▶ [Short task]: Scan the material below for the string "XANES", and copy every line where it shows up.

▶ [Data for this exercise]:
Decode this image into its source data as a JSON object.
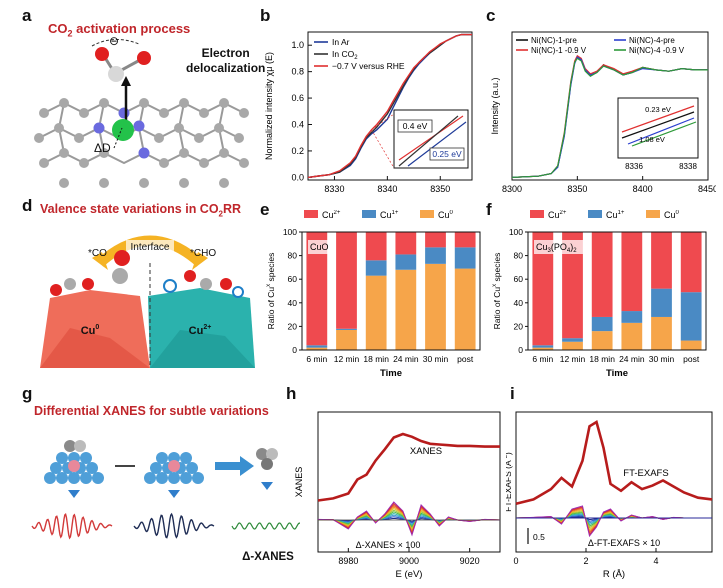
{
  "labels": {
    "a": "a",
    "b": "b",
    "c": "c",
    "d": "d",
    "e": "e",
    "f": "f",
    "g": "g",
    "h": "h",
    "i": "i"
  },
  "panel_a": {
    "title_pre": "CO",
    "title_sub": "2",
    "title_post": "  activation process",
    "minus": "⊖",
    "annot_line1": "Electron",
    "annot_line2": "delocalization",
    "delta_d": "ΔD"
  },
  "panel_d": {
    "title_pre": "Valence state variations in CO",
    "title_sub": "2",
    "title_post": "RR",
    "interface": "Interface",
    "co": "*CO",
    "cho": "*CHO",
    "cu0": "Cu",
    "cu0_sup": "0",
    "cu2": "Cu",
    "cu2_sup": "2+"
  },
  "panel_g": {
    "title": "Differential XANES for subtle variations",
    "dxanes": "Δ-XANES"
  },
  "chart_data": [
    {
      "id": "b",
      "type": "line",
      "xlabel": "Energy (eV)",
      "ylabel": "Normalized intensity χμ (E)",
      "xlim": [
        8325,
        8356
      ],
      "ylim": [
        -0.02,
        1.1
      ],
      "xticks": [
        8330,
        8340,
        8350
      ],
      "yticks": [
        0.0,
        0.2,
        0.4,
        0.6,
        0.8,
        1.0
      ],
      "ytick_labels": [
        "0.0",
        "0.2",
        "0.4",
        "0.6",
        "0.8",
        "1.0"
      ],
      "legend": [
        "In Ar",
        "In CO",
        "−0.7 V versus RHE"
      ],
      "legend_sub": "2",
      "series_colors": [
        "#1f3b99",
        "#333333",
        "#e03030"
      ],
      "x": [
        8325,
        8327,
        8329,
        8331,
        8333,
        8334,
        8335,
        8336,
        8337,
        8338,
        8339,
        8340,
        8341,
        8342,
        8343,
        8344,
        8345,
        8346,
        8347,
        8348,
        8349,
        8350,
        8351,
        8352,
        8353,
        8354,
        8355,
        8356
      ],
      "series": [
        {
          "values": [
            0.0,
            0.01,
            0.02,
            0.04,
            0.09,
            0.14,
            0.22,
            0.29,
            0.33,
            0.36,
            0.4,
            0.44,
            0.52,
            0.6,
            0.68,
            0.75,
            0.81,
            0.86,
            0.9,
            0.94,
            0.97,
            1.0,
            1.03,
            1.05,
            1.07,
            1.08,
            1.08,
            1.08
          ]
        },
        {
          "values": [
            0.0,
            0.01,
            0.02,
            0.04,
            0.1,
            0.15,
            0.23,
            0.3,
            0.34,
            0.38,
            0.43,
            0.48,
            0.55,
            0.62,
            0.69,
            0.76,
            0.82,
            0.87,
            0.91,
            0.94,
            0.97,
            1.0,
            1.03,
            1.05,
            1.07,
            1.08,
            1.08,
            1.08
          ]
        },
        {
          "values": [
            0.0,
            0.01,
            0.02,
            0.05,
            0.11,
            0.16,
            0.24,
            0.31,
            0.36,
            0.4,
            0.45,
            0.5,
            0.57,
            0.64,
            0.71,
            0.77,
            0.83,
            0.87,
            0.91,
            0.95,
            0.98,
            1.01,
            1.03,
            1.05,
            1.07,
            1.08,
            1.08,
            1.08
          ]
        }
      ],
      "inset": {
        "label_top": "0.4 eV",
        "label_bottom": "0.25 eV"
      }
    },
    {
      "id": "c",
      "type": "line",
      "xlabel": "Energy (eV)",
      "ylabel": "Intensity (a.u.)",
      "xlim": [
        8300,
        8450
      ],
      "xticks": [
        8300,
        8350,
        8400,
        8450
      ],
      "legend": [
        "Ni(NC)-1-pre",
        "Ni(NC)-1 -0.9 V",
        "Ni(NC)-4-pre",
        "Ni(NC)-4 -0.9 V"
      ],
      "series_colors": [
        "#111111",
        "#e03030",
        "#2b3fcf",
        "#2e9a3a"
      ],
      "x": [
        8300,
        8320,
        8330,
        8335,
        8340,
        8345,
        8348,
        8350,
        8353,
        8356,
        8360,
        8365,
        8370,
        8378,
        8385,
        8392,
        8400,
        8410,
        8420,
        8430,
        8440,
        8450
      ],
      "series": [
        {
          "values": [
            0.02,
            0.03,
            0.05,
            0.1,
            0.35,
            0.75,
            0.92,
            0.96,
            0.94,
            0.86,
            0.82,
            0.84,
            0.9,
            0.86,
            0.82,
            0.84,
            0.88,
            0.86,
            0.85,
            0.87,
            0.86,
            0.86
          ]
        },
        {
          "values": [
            0.02,
            0.03,
            0.05,
            0.11,
            0.37,
            0.77,
            0.93,
            0.97,
            0.95,
            0.87,
            0.83,
            0.85,
            0.9,
            0.87,
            0.83,
            0.85,
            0.88,
            0.86,
            0.85,
            0.87,
            0.86,
            0.86
          ]
        },
        {
          "values": [
            0.02,
            0.03,
            0.05,
            0.1,
            0.34,
            0.74,
            0.91,
            0.96,
            0.94,
            0.86,
            0.82,
            0.84,
            0.89,
            0.86,
            0.82,
            0.84,
            0.87,
            0.86,
            0.85,
            0.87,
            0.86,
            0.86
          ]
        },
        {
          "values": [
            0.02,
            0.03,
            0.05,
            0.11,
            0.36,
            0.76,
            0.92,
            0.95,
            0.93,
            0.85,
            0.81,
            0.84,
            0.89,
            0.86,
            0.82,
            0.84,
            0.88,
            0.86,
            0.85,
            0.87,
            0.86,
            0.86
          ]
        }
      ],
      "inset": {
        "label_top": "0.23 eV",
        "label_bottom": "1.08 eV",
        "xticks": [
          "8336",
          "8338"
        ]
      }
    },
    {
      "id": "e",
      "type": "bar",
      "stacked": true,
      "annotation": "CuO",
      "xlabel": "Time",
      "ylabel": "Ratio of Cu",
      "ylabel_sup": "x",
      "ylabel_post": " species",
      "ylim": [
        0,
        100
      ],
      "yticks": [
        0,
        20,
        40,
        60,
        80,
        100
      ],
      "categories": [
        "6 min",
        "12 min",
        "18 min",
        "24 min",
        "30 min",
        "post"
      ],
      "legend": [
        {
          "base": "Cu",
          "sup": "2+"
        },
        {
          "base": "Cu",
          "sup": "1+"
        },
        {
          "base": "Cu",
          "sup": "0"
        }
      ],
      "series_colors": [
        "#ef4a4f",
        "#4a8ac4",
        "#f6a54a"
      ],
      "series": [
        {
          "name": "Cu2+",
          "values": [
            96,
            82,
            24,
            19,
            13,
            13
          ]
        },
        {
          "name": "Cu1+",
          "values": [
            2,
            1,
            13,
            13,
            14,
            18
          ]
        },
        {
          "name": "Cu0",
          "values": [
            2,
            17,
            63,
            68,
            73,
            69
          ]
        }
      ]
    },
    {
      "id": "f",
      "type": "bar",
      "stacked": true,
      "annotation_pre": "Cu",
      "annotation_sub1": "3",
      "annotation_mid": "(PO",
      "annotation_sub2": "4",
      "annotation_post": ")",
      "annotation_sub3": "2",
      "xlabel": "Time",
      "ylabel": "Ratio of Cu",
      "ylabel_sup": "x",
      "ylabel_post": " species",
      "ylim": [
        0,
        100
      ],
      "yticks": [
        0,
        20,
        40,
        60,
        80,
        100
      ],
      "categories": [
        "6 min",
        "12 min",
        "18 min",
        "24 min",
        "30 min",
        "post"
      ],
      "legend": [
        {
          "base": "Cu",
          "sup": "2+"
        },
        {
          "base": "Cu",
          "sup": "1+"
        },
        {
          "base": "Cu",
          "sup": "0"
        }
      ],
      "series_colors": [
        "#ef4a4f",
        "#4a8ac4",
        "#f6a54a"
      ],
      "series": [
        {
          "name": "Cu2+",
          "values": [
            96,
            90,
            72,
            67,
            48,
            51
          ]
        },
        {
          "name": "Cu1+",
          "values": [
            2,
            3,
            12,
            10,
            24,
            41
          ]
        },
        {
          "name": "Cu0",
          "values": [
            2,
            7,
            16,
            23,
            28,
            8
          ]
        }
      ]
    },
    {
      "id": "h",
      "type": "line",
      "xlabel": "E (eV)",
      "ylabel": "XANES",
      "xlim": [
        8970,
        9030
      ],
      "xticks": [
        8980,
        9000,
        9020
      ],
      "label_main": "XANES",
      "label_diff": "Δ-XANES × 100",
      "main_color": "#b71c1c",
      "x": [
        8970,
        8975,
        8980,
        8983,
        8986,
        8989,
        8992,
        8995,
        8998,
        9001,
        9004,
        9007,
        9010,
        9013,
        9016,
        9020,
        9025,
        9030
      ],
      "main": [
        0.05,
        0.08,
        0.15,
        0.35,
        0.42,
        0.62,
        0.78,
        0.95,
        1.0,
        0.96,
        0.9,
        0.86,
        0.85,
        0.84,
        0.83,
        0.83,
        0.82,
        0.82
      ],
      "diff_base": [
        0.02,
        0.01,
        -0.3,
        0.1,
        0.3,
        -0.1,
        0.2,
        0.6,
        0.3,
        -0.5,
        0.5,
        0.2,
        -0.2,
        0.1,
        0.0,
        -0.05,
        0.02,
        0.0
      ]
    },
    {
      "id": "i",
      "type": "line",
      "xlabel": "R (Å)",
      "ylabel": "FT-EXAFS (Å",
      "ylabel_sup": "-3",
      "ylabel_post": ")",
      "xlim": [
        0,
        5.6
      ],
      "xticks": [
        0,
        2,
        4
      ],
      "label_main": "FT-EXAFS",
      "label_diff": "Δ-FT-EXAFS × 10",
      "scale_label": "0.5",
      "main_color": "#b71c1c",
      "x": [
        0,
        0.5,
        1.0,
        1.3,
        1.6,
        1.9,
        2.1,
        2.3,
        2.5,
        2.7,
        3.0,
        3.3,
        3.6,
        3.9,
        4.2,
        4.5,
        4.8,
        5.2,
        5.6
      ],
      "main": [
        0.05,
        0.1,
        0.22,
        0.35,
        0.25,
        0.55,
        0.95,
        1.0,
        0.7,
        0.28,
        0.2,
        0.3,
        0.22,
        0.26,
        0.32,
        0.25,
        0.18,
        0.12,
        0.1
      ],
      "diff_base": [
        0.0,
        0.02,
        0.05,
        -0.2,
        0.3,
        0.4,
        -0.6,
        -0.3,
        0.2,
        0.3,
        -0.1,
        0.1,
        0.0,
        0.05,
        -0.05,
        0.02,
        0.0,
        0.0,
        0.0
      ]
    }
  ]
}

▶ [The result]:
    "title": "Differential XANES for subtle variations",
    "dxanes": "Δ-XANES"
      "ylabel": "XANES",
      "label_main": "XANES",
      "label_diff": "Δ-XANES × 100",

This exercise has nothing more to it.